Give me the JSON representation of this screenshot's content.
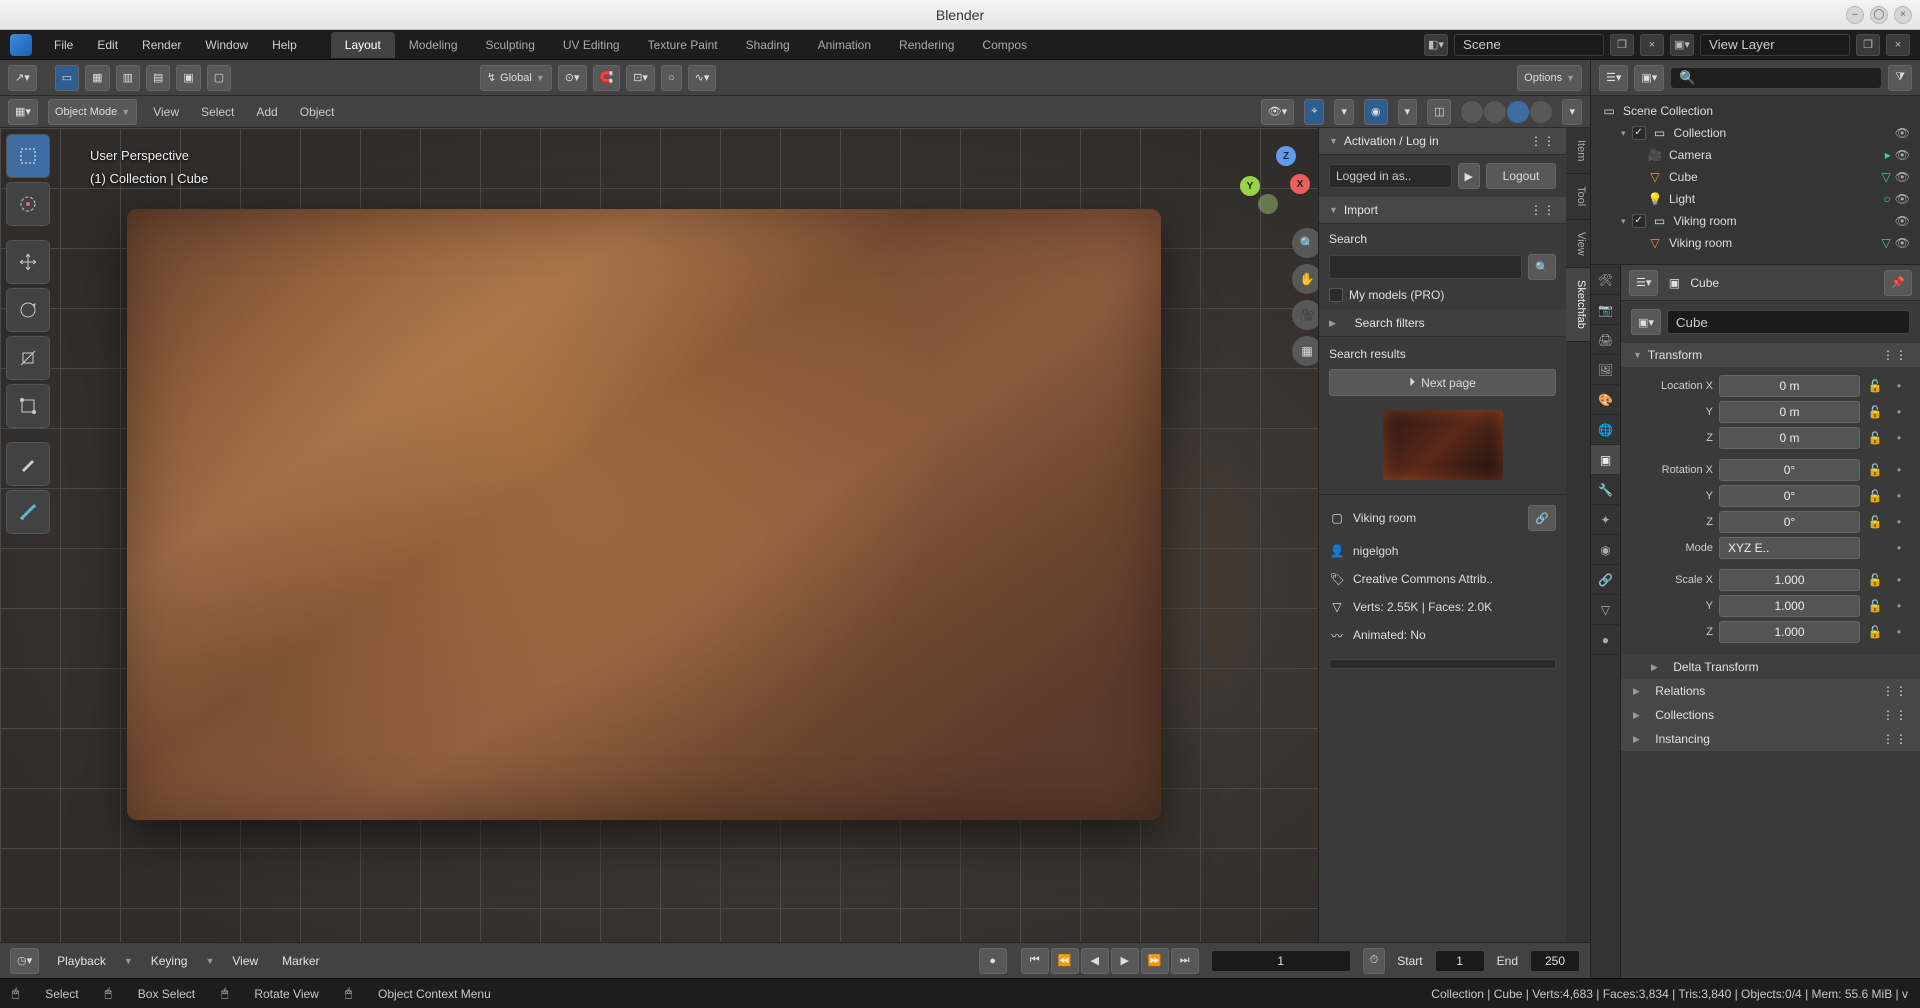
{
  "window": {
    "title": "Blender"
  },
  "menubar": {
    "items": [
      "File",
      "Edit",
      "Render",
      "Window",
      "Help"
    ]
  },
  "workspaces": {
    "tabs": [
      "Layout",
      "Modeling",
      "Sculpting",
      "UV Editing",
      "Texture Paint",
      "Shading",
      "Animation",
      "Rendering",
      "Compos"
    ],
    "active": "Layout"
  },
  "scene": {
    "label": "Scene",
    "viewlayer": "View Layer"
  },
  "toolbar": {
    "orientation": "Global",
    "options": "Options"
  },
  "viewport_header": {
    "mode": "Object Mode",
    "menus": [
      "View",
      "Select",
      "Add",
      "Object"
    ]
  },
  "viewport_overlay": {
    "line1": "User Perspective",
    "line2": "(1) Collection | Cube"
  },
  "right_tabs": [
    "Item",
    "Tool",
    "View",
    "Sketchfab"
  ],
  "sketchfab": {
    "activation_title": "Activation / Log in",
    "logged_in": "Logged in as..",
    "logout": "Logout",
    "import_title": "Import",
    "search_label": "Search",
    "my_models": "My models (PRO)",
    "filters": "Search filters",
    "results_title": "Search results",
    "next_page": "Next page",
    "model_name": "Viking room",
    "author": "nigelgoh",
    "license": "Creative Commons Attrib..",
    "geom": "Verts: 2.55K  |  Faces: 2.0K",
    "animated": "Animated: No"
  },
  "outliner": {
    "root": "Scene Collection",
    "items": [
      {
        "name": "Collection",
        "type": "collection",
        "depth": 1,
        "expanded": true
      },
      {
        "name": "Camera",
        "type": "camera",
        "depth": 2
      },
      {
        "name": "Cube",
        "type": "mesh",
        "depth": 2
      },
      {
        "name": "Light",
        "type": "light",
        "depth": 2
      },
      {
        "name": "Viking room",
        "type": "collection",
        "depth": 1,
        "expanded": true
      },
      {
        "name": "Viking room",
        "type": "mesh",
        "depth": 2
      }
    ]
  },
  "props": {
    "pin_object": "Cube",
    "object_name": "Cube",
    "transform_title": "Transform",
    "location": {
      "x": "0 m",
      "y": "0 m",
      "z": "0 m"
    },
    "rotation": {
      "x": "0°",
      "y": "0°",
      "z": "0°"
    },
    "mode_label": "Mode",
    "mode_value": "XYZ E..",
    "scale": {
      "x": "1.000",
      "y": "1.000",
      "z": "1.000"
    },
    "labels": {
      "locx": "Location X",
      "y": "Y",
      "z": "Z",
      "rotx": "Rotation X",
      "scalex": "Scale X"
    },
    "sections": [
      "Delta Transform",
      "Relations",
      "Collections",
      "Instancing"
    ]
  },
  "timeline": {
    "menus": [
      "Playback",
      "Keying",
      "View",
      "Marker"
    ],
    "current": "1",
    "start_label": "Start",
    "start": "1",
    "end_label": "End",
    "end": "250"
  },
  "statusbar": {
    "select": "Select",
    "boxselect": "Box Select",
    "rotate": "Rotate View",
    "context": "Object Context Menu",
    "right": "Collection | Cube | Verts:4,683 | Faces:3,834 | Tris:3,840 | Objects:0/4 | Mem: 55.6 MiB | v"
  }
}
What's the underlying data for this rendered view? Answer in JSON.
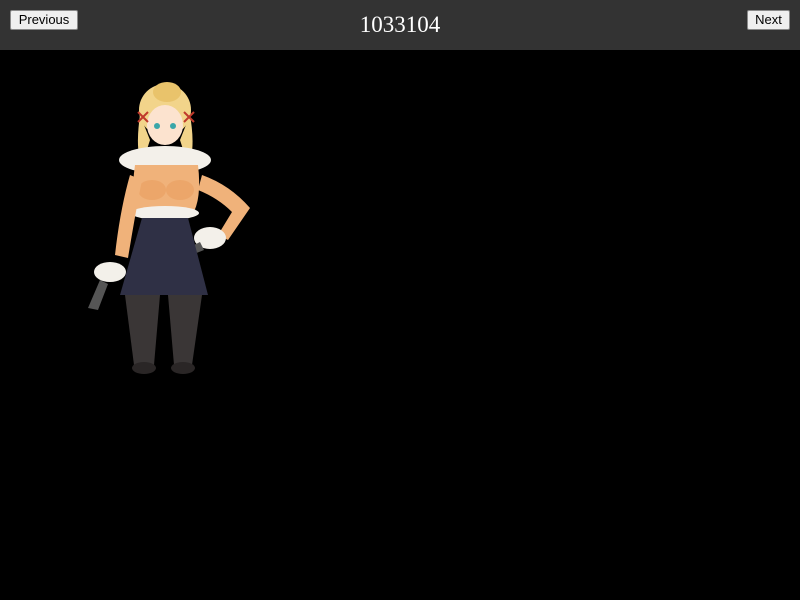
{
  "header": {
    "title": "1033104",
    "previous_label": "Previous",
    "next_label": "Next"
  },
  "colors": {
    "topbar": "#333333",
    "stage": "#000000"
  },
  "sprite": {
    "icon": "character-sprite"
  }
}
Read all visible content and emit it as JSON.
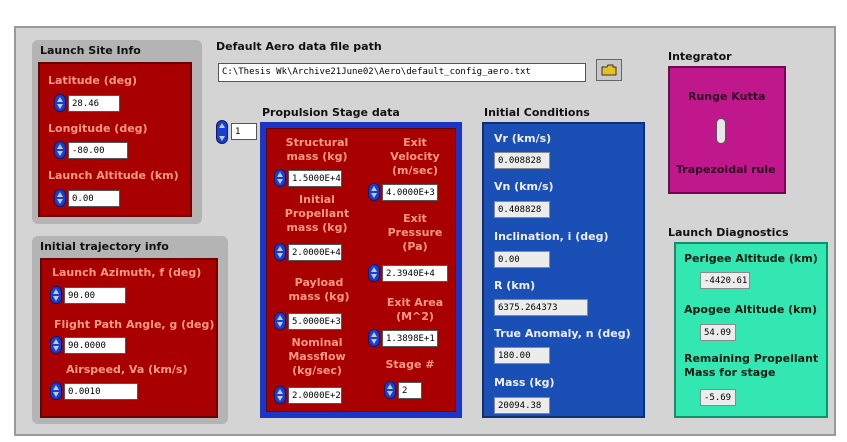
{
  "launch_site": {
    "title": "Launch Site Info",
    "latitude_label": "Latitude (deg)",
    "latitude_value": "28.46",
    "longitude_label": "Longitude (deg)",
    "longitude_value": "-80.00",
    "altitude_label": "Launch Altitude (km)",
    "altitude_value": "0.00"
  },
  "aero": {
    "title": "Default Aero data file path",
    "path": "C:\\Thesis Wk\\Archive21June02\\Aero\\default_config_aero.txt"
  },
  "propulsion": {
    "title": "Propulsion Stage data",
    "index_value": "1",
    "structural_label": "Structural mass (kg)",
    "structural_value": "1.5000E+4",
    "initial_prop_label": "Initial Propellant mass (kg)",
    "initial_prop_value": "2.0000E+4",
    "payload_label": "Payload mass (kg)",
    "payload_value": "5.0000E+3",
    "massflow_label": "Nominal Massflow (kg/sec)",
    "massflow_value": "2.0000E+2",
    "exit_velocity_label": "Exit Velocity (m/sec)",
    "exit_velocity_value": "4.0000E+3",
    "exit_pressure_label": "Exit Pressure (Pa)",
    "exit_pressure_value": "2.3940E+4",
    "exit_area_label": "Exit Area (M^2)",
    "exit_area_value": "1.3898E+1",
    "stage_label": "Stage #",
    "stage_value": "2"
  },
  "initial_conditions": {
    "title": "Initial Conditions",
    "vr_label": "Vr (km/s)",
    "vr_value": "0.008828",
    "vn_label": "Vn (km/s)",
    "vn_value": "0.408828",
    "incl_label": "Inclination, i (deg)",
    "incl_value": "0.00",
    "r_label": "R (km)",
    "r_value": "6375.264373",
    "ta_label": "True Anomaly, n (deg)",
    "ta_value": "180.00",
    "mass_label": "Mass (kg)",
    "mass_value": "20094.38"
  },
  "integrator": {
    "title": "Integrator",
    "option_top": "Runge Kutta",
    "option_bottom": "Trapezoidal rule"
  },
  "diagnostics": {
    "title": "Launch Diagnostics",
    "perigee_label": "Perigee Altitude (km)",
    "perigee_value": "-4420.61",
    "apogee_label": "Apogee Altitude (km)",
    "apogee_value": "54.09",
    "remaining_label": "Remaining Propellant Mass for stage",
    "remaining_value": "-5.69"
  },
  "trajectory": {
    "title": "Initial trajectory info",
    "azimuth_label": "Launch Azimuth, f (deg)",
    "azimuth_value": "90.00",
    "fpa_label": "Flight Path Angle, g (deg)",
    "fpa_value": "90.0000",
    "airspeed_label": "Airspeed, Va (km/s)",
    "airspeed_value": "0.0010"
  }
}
:::
The entries above are to be returned exactly, without their pictures.

Give me the JSON representation of this screenshot's content.
{
  "window": {
    "title": "Blender"
  },
  "menubar": {
    "items": [
      "File",
      "Edit",
      "Render",
      "Window",
      "Help"
    ]
  },
  "workspaces": {
    "tabs": [
      "Layout",
      "Modeling",
      "Sculpting",
      "UV Editing",
      "Texture Paint",
      "Shading",
      "Animation",
      "Rendering",
      "Compos"
    ],
    "active": "Layout"
  },
  "scene": {
    "label": "Scene",
    "viewlayer": "View Layer"
  },
  "toolbar": {
    "orientation": "Global",
    "options": "Options"
  },
  "viewport_header": {
    "mode": "Object Mode",
    "menus": [
      "View",
      "Select",
      "Add",
      "Object"
    ]
  },
  "viewport_overlay": {
    "line1": "User Perspective",
    "line2": "(1) Collection | Cube"
  },
  "right_tabs": [
    "Item",
    "Tool",
    "View",
    "Sketchfab"
  ],
  "sketchfab": {
    "activation_title": "Activation / Log in",
    "logged_in": "Logged in as..",
    "logout": "Logout",
    "import_title": "Import",
    "search_label": "Search",
    "my_models": "My models (PRO)",
    "filters": "Search filters",
    "results_title": "Search results",
    "next_page": "Next page",
    "model_name": "Viking room",
    "author": "nigelgoh",
    "license": "Creative Commons Attrib..",
    "geom": "Verts: 2.55K  |  Faces: 2.0K",
    "animated": "Animated: No"
  },
  "outliner": {
    "root": "Scene Collection",
    "items": [
      {
        "name": "Collection",
        "type": "collection",
        "depth": 1,
        "expanded": true
      },
      {
        "name": "Camera",
        "type": "camera",
        "depth": 2
      },
      {
        "name": "Cube",
        "type": "mesh",
        "depth": 2
      },
      {
        "name": "Light",
        "type": "light",
        "depth": 2
      },
      {
        "name": "Viking room",
        "type": "collection",
        "depth": 1,
        "expanded": true
      },
      {
        "name": "Viking room",
        "type": "mesh",
        "depth": 2
      }
    ]
  },
  "props": {
    "pin_object": "Cube",
    "object_name": "Cube",
    "transform_title": "Transform",
    "location": {
      "x": "0 m",
      "y": "0 m",
      "z": "0 m"
    },
    "rotation": {
      "x": "0°",
      "y": "0°",
      "z": "0°"
    },
    "mode_label": "Mode",
    "mode_value": "XYZ E..",
    "scale": {
      "x": "1.000",
      "y": "1.000",
      "z": "1.000"
    },
    "labels": {
      "locx": "Location X",
      "y": "Y",
      "z": "Z",
      "rotx": "Rotation X",
      "scalex": "Scale X"
    },
    "sections": [
      "Delta Transform",
      "Relations",
      "Collections",
      "Instancing"
    ]
  },
  "timeline": {
    "menus": [
      "Playback",
      "Keying",
      "View",
      "Marker"
    ],
    "current": "1",
    "start_label": "Start",
    "start": "1",
    "end_label": "End",
    "end": "250"
  },
  "statusbar": {
    "select": "Select",
    "boxselect": "Box Select",
    "rotate": "Rotate View",
    "context": "Object Context Menu",
    "right": "Collection | Cube | Verts:4,683 | Faces:3,834 | Tris:3,840 | Objects:0/4 | Mem: 55.6 MiB | v"
  }
}
What's the underlying data for this rendered view? Answer in JSON.
{
  "header": {
    "title": "1033104",
    "previous_label": "Previous",
    "next_label": "Next"
  },
  "colors": {
    "topbar": "#333333",
    "stage": "#000000"
  },
  "sprite": {
    "icon": "character-sprite"
  }
}
Read all visible content and emit it as JSON.
{
  "launch_site": {
    "title": "Launch Site Info",
    "latitude_label": "Latitude (deg)",
    "latitude_value": "28.46",
    "longitude_label": "Longitude (deg)",
    "longitude_value": "-80.00",
    "altitude_label": "Launch Altitude (km)",
    "altitude_value": "0.00"
  },
  "aero": {
    "title": "Default Aero data file path",
    "path": "C:\\Thesis Wk\\Archive21June02\\Aero\\default_config_aero.txt"
  },
  "propulsion": {
    "title": "Propulsion Stage data",
    "index_value": "1",
    "structural_label": "Structural mass (kg)",
    "structural_value": "1.5000E+4",
    "initial_prop_label": "Initial Propellant mass (kg)",
    "initial_prop_value": "2.0000E+4",
    "payload_label": "Payload mass (kg)",
    "payload_value": "5.0000E+3",
    "massflow_label": "Nominal Massflow (kg/sec)",
    "massflow_value": "2.0000E+2",
    "exit_velocity_label": "Exit Velocity (m/sec)",
    "exit_velocity_value": "4.0000E+3",
    "exit_pressure_label": "Exit Pressure (Pa)",
    "exit_pressure_value": "2.3940E+4",
    "exit_area_label": "Exit Area (M^2)",
    "exit_area_value": "1.3898E+1",
    "stage_label": "Stage #",
    "stage_value": "2"
  },
  "initial_conditions": {
    "title": "Initial Conditions",
    "vr_label": "Vr (km/s)",
    "vr_value": "0.008828",
    "vn_label": "Vn (km/s)",
    "vn_value": "0.408828",
    "incl_label": "Inclination, i (deg)",
    "incl_value": "0.00",
    "r_label": "R (km)",
    "r_value": "6375.264373",
    "ta_label": "True Anomaly, n (deg)",
    "ta_value": "180.00",
    "mass_label": "Mass (kg)",
    "mass_value": "20094.38"
  },
  "integrator": {
    "title": "Integrator",
    "option_top": "Runge Kutta",
    "option_bottom": "Trapezoidal rule"
  },
  "diagnostics": {
    "title": "Launch Diagnostics",
    "perigee_label": "Perigee Altitude (km)",
    "perigee_value": "-4420.61",
    "apogee_label": "Apogee Altitude (km)",
    "apogee_value": "54.09",
    "remaining_label": "Remaining Propellant Mass for stage",
    "remaining_value": "-5.69"
  },
  "trajectory": {
    "title": "Initial trajectory info",
    "azimuth_label": "Launch Azimuth, f (deg)",
    "azimuth_value": "90.00",
    "fpa_label": "Flight Path Angle, g (deg)",
    "fpa_value": "90.0000",
    "airspeed_label": "Airspeed, Va (km/s)",
    "airspeed_value": "0.0010"
  }
}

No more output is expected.